> [PROBLEM DETAILS]
From the records, pick out and copy each line containing "Land".

* * * * *

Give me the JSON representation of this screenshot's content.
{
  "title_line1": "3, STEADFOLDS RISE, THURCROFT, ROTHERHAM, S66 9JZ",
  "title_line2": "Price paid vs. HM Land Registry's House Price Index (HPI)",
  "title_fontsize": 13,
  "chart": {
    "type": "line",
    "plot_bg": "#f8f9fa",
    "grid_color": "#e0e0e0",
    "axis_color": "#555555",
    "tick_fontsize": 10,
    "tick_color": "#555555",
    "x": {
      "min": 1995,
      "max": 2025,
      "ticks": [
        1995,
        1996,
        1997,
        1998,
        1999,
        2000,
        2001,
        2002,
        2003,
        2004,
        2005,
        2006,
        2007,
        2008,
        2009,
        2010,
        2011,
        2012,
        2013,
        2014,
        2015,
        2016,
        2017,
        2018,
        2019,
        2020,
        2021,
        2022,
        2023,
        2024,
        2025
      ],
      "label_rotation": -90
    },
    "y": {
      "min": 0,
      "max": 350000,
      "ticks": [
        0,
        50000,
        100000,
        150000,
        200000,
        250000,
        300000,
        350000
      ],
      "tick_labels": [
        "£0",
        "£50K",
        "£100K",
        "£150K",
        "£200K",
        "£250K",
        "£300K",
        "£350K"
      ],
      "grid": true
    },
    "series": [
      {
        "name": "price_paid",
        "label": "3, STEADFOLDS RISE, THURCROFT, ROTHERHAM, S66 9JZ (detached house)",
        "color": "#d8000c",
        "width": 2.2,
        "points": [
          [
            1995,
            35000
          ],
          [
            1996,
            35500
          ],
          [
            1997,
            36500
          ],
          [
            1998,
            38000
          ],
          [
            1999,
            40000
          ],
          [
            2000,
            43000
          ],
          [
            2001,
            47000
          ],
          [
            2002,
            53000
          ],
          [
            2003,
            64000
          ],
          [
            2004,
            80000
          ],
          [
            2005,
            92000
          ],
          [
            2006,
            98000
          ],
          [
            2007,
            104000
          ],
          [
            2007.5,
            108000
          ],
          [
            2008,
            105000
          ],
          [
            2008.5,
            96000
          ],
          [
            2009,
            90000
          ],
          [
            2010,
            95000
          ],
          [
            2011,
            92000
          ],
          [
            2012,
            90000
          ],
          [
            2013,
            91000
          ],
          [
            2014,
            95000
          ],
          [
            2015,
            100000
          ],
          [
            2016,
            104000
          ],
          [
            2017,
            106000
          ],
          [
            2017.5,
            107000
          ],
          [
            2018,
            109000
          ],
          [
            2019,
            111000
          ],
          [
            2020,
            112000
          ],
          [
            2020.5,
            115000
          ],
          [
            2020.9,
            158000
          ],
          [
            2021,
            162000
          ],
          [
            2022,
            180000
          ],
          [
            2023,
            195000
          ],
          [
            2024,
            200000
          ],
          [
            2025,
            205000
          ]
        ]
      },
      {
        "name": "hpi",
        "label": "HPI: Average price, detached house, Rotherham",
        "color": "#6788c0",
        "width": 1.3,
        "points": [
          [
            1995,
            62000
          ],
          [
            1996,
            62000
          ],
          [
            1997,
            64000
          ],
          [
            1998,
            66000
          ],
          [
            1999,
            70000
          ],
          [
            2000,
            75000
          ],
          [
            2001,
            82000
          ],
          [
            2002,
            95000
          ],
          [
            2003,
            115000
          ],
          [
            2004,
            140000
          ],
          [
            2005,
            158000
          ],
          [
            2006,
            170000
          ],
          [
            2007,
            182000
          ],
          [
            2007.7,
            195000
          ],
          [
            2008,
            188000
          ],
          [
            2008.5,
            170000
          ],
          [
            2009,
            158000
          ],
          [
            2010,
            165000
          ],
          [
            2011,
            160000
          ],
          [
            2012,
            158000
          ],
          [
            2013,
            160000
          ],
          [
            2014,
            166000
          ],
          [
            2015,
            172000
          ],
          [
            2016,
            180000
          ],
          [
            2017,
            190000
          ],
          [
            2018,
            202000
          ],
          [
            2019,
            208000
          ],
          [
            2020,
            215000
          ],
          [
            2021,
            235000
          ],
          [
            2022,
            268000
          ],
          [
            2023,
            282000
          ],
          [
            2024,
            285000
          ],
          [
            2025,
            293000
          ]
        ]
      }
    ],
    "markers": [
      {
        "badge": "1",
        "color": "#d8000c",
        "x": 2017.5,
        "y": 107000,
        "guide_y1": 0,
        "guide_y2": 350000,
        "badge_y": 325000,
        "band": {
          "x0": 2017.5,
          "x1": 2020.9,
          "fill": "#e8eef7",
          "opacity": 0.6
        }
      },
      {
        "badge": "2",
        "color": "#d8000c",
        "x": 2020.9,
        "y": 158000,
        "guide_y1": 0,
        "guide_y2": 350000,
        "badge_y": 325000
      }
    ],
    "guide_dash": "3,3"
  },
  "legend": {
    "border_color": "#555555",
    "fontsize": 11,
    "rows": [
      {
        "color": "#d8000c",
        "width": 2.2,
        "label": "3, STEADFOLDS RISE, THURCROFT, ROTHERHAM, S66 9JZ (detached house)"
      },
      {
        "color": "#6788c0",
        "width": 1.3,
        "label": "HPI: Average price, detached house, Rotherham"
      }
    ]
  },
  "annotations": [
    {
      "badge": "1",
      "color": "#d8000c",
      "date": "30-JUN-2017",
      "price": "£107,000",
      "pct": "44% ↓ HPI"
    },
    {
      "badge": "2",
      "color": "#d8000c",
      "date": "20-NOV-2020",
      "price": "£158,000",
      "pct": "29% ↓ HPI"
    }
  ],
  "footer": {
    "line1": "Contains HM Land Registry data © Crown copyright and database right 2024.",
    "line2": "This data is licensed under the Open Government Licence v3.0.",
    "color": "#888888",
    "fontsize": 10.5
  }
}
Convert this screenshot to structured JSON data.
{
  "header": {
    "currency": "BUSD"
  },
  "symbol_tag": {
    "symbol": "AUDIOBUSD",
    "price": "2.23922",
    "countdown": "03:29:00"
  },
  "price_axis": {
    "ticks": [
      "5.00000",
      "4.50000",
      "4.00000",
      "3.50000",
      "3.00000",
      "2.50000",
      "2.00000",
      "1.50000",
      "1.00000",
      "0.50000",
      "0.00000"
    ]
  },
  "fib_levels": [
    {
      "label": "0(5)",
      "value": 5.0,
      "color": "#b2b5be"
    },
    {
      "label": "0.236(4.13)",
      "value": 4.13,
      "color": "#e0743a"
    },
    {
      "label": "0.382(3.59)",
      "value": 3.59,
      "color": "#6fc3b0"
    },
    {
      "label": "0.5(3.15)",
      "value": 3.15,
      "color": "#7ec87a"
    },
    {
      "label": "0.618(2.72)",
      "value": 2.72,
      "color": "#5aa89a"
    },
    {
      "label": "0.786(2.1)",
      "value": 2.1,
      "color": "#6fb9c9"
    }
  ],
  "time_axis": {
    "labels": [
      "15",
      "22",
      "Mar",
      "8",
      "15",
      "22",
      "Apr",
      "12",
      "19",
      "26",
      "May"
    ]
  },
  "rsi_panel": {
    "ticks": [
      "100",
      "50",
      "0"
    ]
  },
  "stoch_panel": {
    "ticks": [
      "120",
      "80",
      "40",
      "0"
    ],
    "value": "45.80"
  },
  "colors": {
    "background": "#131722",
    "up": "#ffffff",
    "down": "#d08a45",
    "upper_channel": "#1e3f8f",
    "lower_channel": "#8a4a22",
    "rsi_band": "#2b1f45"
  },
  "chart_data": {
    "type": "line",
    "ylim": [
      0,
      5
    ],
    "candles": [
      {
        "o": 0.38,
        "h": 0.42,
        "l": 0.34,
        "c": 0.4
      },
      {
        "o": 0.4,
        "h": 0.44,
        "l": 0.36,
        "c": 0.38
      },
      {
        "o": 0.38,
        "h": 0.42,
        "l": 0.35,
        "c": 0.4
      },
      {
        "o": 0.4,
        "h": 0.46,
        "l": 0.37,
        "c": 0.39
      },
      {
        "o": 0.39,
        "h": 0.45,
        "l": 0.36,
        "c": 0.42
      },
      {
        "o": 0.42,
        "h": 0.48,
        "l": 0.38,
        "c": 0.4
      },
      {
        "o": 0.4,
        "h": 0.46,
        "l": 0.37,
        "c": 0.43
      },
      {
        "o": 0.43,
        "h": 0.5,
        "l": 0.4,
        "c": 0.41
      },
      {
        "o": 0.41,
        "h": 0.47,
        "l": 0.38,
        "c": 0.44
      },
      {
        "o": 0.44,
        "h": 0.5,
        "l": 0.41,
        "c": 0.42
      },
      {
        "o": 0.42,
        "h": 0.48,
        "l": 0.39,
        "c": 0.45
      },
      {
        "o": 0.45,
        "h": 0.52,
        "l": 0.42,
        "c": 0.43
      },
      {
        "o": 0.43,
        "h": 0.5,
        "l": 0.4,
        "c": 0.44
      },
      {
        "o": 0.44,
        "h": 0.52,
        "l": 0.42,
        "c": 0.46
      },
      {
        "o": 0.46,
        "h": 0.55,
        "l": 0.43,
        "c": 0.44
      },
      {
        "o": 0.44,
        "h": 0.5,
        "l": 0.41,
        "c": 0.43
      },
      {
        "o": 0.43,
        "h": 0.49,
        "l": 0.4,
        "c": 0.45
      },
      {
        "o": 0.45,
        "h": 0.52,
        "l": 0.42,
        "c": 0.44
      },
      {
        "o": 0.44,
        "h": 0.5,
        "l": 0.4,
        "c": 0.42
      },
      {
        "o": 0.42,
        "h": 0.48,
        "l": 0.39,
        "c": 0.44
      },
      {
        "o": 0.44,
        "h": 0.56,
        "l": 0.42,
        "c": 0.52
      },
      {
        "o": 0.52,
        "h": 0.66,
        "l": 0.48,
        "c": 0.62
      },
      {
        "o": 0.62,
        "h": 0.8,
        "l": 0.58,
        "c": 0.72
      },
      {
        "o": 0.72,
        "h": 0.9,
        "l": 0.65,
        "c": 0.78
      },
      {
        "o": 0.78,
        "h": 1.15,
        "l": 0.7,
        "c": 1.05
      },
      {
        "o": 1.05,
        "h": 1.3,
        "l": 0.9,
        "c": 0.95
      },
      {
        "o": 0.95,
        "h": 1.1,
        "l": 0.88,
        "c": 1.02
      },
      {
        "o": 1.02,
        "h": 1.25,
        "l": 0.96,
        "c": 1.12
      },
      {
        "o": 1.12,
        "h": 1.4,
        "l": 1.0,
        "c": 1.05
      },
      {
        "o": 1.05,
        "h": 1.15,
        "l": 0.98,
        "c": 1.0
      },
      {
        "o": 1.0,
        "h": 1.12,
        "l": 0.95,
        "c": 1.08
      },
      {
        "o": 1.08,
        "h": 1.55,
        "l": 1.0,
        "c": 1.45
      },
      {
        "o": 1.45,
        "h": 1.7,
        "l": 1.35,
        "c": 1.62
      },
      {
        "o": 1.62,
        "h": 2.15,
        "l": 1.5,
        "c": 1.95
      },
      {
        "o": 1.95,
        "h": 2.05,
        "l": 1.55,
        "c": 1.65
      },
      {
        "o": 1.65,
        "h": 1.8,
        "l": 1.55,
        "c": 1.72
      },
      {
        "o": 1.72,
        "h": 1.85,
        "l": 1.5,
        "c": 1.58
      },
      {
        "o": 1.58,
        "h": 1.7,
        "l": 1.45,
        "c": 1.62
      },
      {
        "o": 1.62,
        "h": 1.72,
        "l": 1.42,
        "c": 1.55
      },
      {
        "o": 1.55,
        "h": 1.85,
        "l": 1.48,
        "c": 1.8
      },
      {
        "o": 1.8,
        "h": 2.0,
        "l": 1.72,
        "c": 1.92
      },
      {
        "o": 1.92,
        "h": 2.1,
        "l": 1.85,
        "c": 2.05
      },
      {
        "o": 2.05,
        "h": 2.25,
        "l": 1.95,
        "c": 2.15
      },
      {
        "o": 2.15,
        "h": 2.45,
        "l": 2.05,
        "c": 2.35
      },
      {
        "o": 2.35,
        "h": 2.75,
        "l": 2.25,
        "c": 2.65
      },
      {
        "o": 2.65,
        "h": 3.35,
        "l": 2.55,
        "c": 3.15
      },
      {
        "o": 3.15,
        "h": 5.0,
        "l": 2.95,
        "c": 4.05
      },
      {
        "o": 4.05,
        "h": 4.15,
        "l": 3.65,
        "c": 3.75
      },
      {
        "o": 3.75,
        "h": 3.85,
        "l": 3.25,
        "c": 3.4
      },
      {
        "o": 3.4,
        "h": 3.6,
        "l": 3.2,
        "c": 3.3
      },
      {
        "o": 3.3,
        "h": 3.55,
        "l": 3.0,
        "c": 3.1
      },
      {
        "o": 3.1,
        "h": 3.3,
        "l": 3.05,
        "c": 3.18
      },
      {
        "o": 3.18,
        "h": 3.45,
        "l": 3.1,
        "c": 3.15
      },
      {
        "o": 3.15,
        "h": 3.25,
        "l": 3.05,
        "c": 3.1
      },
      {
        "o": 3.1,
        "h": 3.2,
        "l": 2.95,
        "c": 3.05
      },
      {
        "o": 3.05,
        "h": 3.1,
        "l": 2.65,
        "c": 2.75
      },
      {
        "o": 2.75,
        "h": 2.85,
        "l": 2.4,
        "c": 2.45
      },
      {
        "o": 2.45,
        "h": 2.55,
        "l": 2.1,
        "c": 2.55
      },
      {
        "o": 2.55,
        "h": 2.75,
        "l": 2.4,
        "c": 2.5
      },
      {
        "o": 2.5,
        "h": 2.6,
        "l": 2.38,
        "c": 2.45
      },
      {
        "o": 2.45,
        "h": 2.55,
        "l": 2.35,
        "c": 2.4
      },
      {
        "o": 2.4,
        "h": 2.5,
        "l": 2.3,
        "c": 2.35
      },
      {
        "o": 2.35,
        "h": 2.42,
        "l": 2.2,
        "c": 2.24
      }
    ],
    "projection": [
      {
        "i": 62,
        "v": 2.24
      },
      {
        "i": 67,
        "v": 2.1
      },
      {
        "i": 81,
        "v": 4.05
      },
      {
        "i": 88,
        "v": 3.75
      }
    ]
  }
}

* * * * *

> [EXERCISE OUTPUT]
  "title_line2": "Price paid vs. HM Land Registry's House Price Index (HPI)",
    "line1": "Contains HM Land Registry data © Crown copyright and database right 2024.",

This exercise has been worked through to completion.